# START OF GIVEN RECORDS

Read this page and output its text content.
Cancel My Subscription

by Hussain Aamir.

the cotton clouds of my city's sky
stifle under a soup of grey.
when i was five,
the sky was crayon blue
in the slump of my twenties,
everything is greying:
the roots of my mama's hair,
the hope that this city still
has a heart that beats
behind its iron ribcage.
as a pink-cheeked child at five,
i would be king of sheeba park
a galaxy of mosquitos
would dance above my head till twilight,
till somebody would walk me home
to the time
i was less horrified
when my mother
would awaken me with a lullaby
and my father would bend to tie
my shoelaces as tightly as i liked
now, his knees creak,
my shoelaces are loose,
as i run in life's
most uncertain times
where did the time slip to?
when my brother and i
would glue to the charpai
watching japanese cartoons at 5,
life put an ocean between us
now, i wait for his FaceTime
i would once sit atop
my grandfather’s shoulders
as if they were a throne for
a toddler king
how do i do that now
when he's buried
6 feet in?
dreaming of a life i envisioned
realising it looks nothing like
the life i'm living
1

# END OF GIVEN RECORDS

### STATED GOAL
Which lines contain the word "would"? Return each of them.

### COMPLETE ANSWER
i would be king of sheeba park
would dance above my head till twilight,
till somebody would walk me home
would awaken me with a lullaby
and my father would bend to tie
would glue to the charpai
i would once sit atop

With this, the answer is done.